*Aim*.
Reproduce every entry that follows word for word, but omit the images.

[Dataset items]
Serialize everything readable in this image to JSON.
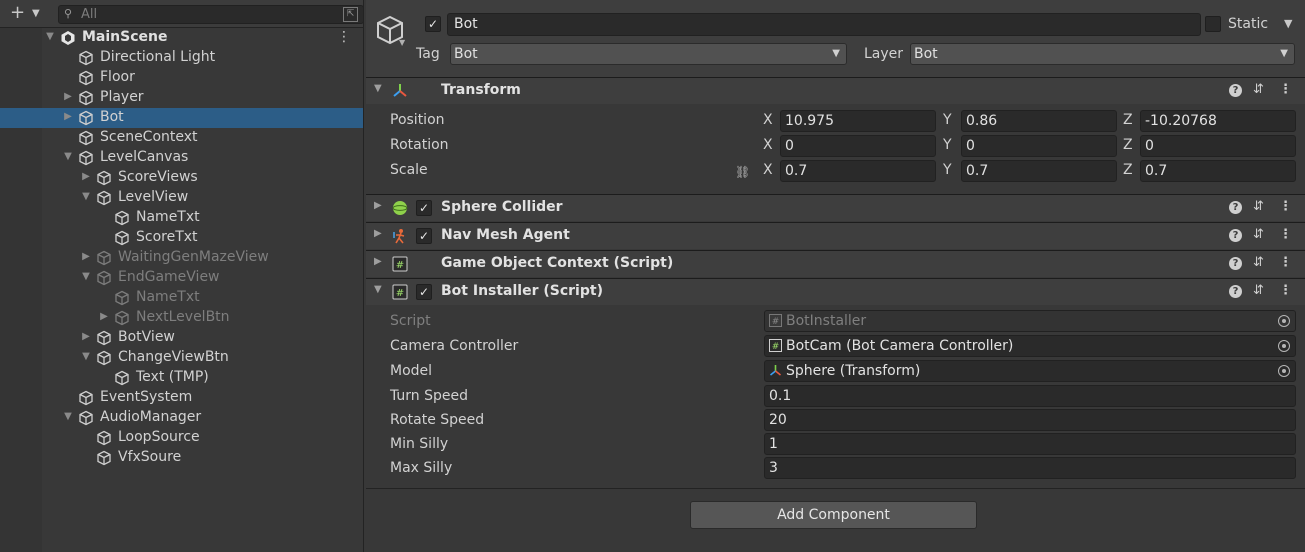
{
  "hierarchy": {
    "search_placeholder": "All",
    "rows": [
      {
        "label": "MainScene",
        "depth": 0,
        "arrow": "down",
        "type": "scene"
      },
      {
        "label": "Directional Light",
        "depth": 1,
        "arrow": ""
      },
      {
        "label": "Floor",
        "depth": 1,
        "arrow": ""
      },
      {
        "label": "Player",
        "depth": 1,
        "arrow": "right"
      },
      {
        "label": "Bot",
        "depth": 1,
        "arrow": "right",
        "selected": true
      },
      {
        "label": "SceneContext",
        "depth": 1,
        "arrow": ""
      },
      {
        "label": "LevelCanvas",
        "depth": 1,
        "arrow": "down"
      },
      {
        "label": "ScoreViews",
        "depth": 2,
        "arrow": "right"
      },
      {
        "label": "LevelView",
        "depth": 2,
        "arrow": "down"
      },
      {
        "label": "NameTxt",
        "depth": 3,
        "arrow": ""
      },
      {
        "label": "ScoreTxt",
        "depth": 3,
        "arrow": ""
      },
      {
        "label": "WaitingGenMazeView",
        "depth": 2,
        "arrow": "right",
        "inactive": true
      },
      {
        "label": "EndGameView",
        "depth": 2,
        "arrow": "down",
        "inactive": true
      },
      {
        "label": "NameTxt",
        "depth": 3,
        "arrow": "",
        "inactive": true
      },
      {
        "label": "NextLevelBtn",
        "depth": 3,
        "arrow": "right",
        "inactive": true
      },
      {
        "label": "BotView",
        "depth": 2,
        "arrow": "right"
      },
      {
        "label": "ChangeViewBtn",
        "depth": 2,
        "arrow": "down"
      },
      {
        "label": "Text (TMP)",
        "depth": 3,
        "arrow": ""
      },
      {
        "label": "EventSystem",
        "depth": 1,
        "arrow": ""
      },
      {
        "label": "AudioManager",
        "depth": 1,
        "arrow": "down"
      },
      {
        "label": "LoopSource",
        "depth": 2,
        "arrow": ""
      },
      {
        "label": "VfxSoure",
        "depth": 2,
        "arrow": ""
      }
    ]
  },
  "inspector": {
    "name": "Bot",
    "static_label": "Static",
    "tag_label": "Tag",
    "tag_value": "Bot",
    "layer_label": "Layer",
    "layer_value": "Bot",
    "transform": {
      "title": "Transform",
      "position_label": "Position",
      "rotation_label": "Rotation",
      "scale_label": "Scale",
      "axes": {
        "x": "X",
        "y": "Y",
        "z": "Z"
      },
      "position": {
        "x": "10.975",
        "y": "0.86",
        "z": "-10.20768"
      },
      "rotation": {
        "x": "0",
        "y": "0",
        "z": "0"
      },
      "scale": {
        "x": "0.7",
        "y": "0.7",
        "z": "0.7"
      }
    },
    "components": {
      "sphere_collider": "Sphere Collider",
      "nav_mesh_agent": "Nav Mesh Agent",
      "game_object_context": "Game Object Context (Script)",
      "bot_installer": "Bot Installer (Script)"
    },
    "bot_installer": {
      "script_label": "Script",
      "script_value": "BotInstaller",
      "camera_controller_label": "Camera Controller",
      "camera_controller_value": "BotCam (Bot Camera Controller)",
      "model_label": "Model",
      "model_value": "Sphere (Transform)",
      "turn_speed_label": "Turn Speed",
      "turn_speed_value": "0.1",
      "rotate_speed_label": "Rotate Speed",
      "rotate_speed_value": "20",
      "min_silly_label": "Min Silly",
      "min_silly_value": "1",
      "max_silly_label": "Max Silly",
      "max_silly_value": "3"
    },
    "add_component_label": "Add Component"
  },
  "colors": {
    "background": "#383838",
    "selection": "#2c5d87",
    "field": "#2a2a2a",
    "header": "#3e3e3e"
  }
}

*Output*.
Serialize everything readable in this image to JSON.
{
  "hierarchy": {
    "search_placeholder": "All",
    "rows": [
      {
        "label": "MainScene",
        "depth": 0,
        "arrow": "down",
        "type": "scene"
      },
      {
        "label": "Directional Light",
        "depth": 1,
        "arrow": ""
      },
      {
        "label": "Floor",
        "depth": 1,
        "arrow": ""
      },
      {
        "label": "Player",
        "depth": 1,
        "arrow": "right"
      },
      {
        "label": "Bot",
        "depth": 1,
        "arrow": "right",
        "selected": true
      },
      {
        "label": "SceneContext",
        "depth": 1,
        "arrow": ""
      },
      {
        "label": "LevelCanvas",
        "depth": 1,
        "arrow": "down"
      },
      {
        "label": "ScoreViews",
        "depth": 2,
        "arrow": "right"
      },
      {
        "label": "LevelView",
        "depth": 2,
        "arrow": "down"
      },
      {
        "label": "NameTxt",
        "depth": 3,
        "arrow": ""
      },
      {
        "label": "ScoreTxt",
        "depth": 3,
        "arrow": ""
      },
      {
        "label": "WaitingGenMazeView",
        "depth": 2,
        "arrow": "right",
        "inactive": true
      },
      {
        "label": "EndGameView",
        "depth": 2,
        "arrow": "down",
        "inactive": true
      },
      {
        "label": "NameTxt",
        "depth": 3,
        "arrow": "",
        "inactive": true
      },
      {
        "label": "NextLevelBtn",
        "depth": 3,
        "arrow": "right",
        "inactive": true
      },
      {
        "label": "BotView",
        "depth": 2,
        "arrow": "right"
      },
      {
        "label": "ChangeViewBtn",
        "depth": 2,
        "arrow": "down"
      },
      {
        "label": "Text (TMP)",
        "depth": 3,
        "arrow": ""
      },
      {
        "label": "EventSystem",
        "depth": 1,
        "arrow": ""
      },
      {
        "label": "AudioManager",
        "depth": 1,
        "arrow": "down"
      },
      {
        "label": "LoopSource",
        "depth": 2,
        "arrow": ""
      },
      {
        "label": "VfxSoure",
        "depth": 2,
        "arrow": ""
      }
    ]
  },
  "inspector": {
    "name": "Bot",
    "static_label": "Static",
    "tag_label": "Tag",
    "tag_value": "Bot",
    "layer_label": "Layer",
    "layer_value": "Bot",
    "transform": {
      "title": "Transform",
      "position_label": "Position",
      "rotation_label": "Rotation",
      "scale_label": "Scale",
      "axes": {
        "x": "X",
        "y": "Y",
        "z": "Z"
      },
      "position": {
        "x": "10.975",
        "y": "0.86",
        "z": "-10.20768"
      },
      "rotation": {
        "x": "0",
        "y": "0",
        "z": "0"
      },
      "scale": {
        "x": "0.7",
        "y": "0.7",
        "z": "0.7"
      }
    },
    "components": {
      "sphere_collider": "Sphere Collider",
      "nav_mesh_agent": "Nav Mesh Agent",
      "game_object_context": "Game Object Context (Script)",
      "bot_installer": "Bot Installer (Script)"
    },
    "bot_installer": {
      "script_label": "Script",
      "script_value": "BotInstaller",
      "camera_controller_label": "Camera Controller",
      "camera_controller_value": "BotCam (Bot Camera Controller)",
      "model_label": "Model",
      "model_value": "Sphere (Transform)",
      "turn_speed_label": "Turn Speed",
      "turn_speed_value": "0.1",
      "rotate_speed_label": "Rotate Speed",
      "rotate_speed_value": "20",
      "min_silly_label": "Min Silly",
      "min_silly_value": "1",
      "max_silly_label": "Max Silly",
      "max_silly_value": "3"
    },
    "add_component_label": "Add Component"
  },
  "colors": {
    "background": "#383838",
    "selection": "#2c5d87",
    "field": "#2a2a2a",
    "header": "#3e3e3e"
  }
}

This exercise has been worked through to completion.